Provided material:
+--

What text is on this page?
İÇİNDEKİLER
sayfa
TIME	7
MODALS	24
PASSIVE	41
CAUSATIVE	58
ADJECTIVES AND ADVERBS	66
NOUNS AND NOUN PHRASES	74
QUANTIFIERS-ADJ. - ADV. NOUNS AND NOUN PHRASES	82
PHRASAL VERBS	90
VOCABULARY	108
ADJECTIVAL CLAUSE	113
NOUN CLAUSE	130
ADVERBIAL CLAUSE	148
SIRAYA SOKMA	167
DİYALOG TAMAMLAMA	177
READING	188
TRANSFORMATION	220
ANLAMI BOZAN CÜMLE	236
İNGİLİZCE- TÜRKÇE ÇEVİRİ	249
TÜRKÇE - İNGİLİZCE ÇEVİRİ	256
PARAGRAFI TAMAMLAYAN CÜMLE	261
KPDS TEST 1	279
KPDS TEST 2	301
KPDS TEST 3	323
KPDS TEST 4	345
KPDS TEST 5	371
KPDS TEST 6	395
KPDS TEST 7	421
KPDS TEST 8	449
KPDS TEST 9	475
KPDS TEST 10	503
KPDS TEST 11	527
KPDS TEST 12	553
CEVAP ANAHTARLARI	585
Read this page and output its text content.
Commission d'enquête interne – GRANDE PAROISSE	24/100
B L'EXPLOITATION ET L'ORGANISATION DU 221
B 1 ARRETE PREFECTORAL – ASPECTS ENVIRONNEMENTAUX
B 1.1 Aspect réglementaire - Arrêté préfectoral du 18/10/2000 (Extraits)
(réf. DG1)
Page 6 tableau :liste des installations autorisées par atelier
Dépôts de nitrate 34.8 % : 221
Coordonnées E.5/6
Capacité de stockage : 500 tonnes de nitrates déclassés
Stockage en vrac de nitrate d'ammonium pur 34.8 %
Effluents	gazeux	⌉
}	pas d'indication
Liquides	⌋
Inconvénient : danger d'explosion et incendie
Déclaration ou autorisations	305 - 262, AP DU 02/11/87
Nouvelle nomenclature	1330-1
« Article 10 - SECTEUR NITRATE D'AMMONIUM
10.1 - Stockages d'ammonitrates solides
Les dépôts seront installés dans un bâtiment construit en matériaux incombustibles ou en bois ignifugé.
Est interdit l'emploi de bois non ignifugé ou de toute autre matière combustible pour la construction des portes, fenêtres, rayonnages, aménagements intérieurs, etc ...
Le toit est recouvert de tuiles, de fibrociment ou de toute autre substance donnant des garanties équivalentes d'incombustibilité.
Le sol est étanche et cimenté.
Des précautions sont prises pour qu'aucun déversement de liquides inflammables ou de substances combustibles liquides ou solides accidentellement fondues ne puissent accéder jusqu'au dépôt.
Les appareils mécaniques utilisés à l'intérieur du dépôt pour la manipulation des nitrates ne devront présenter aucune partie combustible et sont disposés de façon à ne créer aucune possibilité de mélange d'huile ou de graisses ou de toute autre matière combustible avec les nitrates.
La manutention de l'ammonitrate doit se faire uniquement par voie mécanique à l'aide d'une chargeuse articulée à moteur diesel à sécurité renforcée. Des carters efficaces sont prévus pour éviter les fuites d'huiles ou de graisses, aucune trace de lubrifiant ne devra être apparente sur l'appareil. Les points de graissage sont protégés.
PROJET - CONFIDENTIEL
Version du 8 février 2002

+--

What the exercise asks:
Each line holding "this" must be found and copied.

Answer below:
What text is on this page?
Read this page and output its text content.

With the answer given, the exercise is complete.